• _Problem to solve_
From the entries below, list each line with "実施措置報告書の作成".

• _Input for this task_

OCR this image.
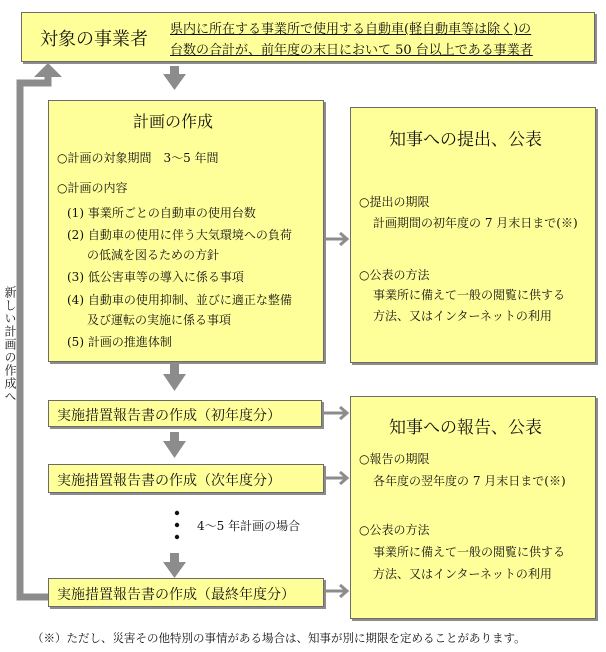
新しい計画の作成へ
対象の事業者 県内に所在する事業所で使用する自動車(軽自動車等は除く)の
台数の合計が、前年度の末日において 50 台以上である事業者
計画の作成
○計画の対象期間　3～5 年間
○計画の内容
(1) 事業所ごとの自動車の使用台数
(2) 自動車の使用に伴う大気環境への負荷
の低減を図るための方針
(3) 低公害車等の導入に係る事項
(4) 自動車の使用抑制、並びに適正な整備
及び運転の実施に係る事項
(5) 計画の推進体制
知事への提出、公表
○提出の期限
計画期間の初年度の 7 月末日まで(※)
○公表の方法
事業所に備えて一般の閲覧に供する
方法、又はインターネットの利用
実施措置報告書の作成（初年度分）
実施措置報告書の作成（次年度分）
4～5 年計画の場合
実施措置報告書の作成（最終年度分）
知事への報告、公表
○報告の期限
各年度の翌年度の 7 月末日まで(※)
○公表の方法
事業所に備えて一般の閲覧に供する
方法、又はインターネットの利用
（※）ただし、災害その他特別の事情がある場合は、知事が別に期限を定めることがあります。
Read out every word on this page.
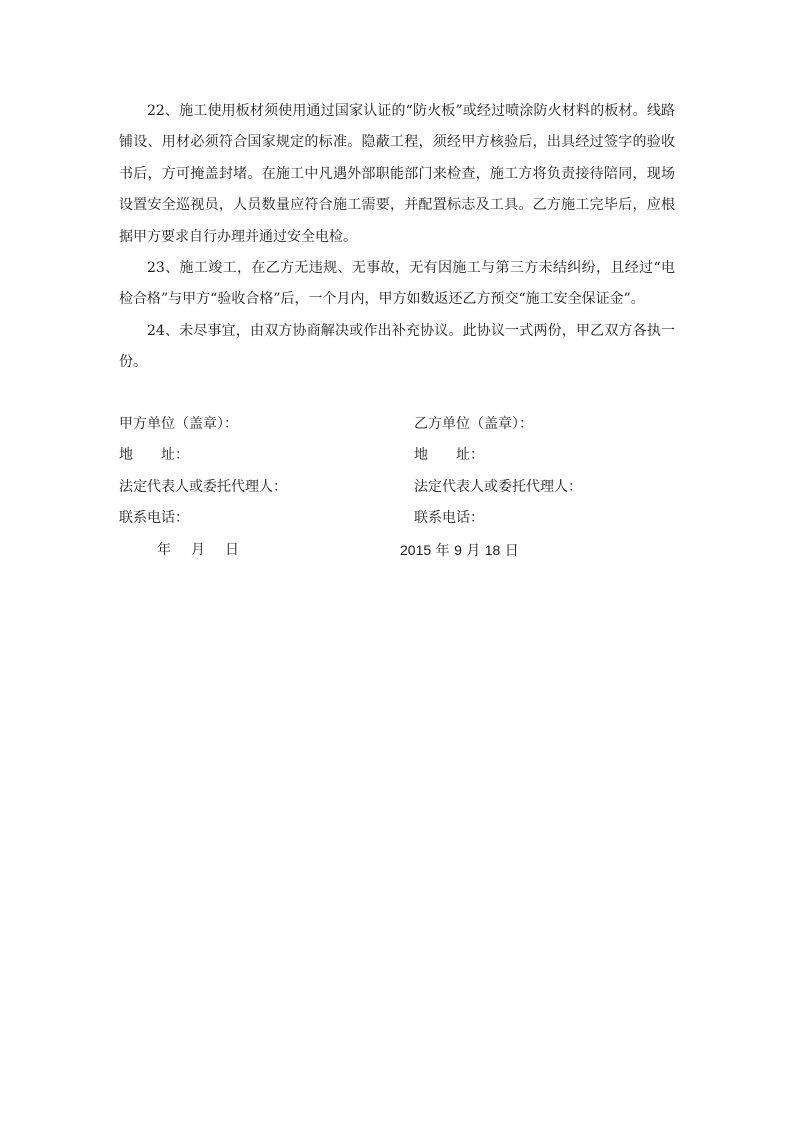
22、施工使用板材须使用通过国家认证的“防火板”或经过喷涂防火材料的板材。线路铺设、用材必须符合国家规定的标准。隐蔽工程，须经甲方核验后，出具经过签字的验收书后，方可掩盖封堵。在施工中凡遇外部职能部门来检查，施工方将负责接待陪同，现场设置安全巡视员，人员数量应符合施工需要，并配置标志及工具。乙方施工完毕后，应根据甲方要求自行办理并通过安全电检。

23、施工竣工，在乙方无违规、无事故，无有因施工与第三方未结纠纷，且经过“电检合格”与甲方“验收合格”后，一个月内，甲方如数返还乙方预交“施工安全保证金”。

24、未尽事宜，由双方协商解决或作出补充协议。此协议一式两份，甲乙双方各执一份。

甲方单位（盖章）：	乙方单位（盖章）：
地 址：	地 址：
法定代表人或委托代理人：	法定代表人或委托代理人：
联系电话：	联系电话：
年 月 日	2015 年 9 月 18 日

• _Solution to the exercise_
実施措置報告書の作成（初年度分）
実施措置報告書の作成（次年度分）
実施措置報告書の作成（最終年度分）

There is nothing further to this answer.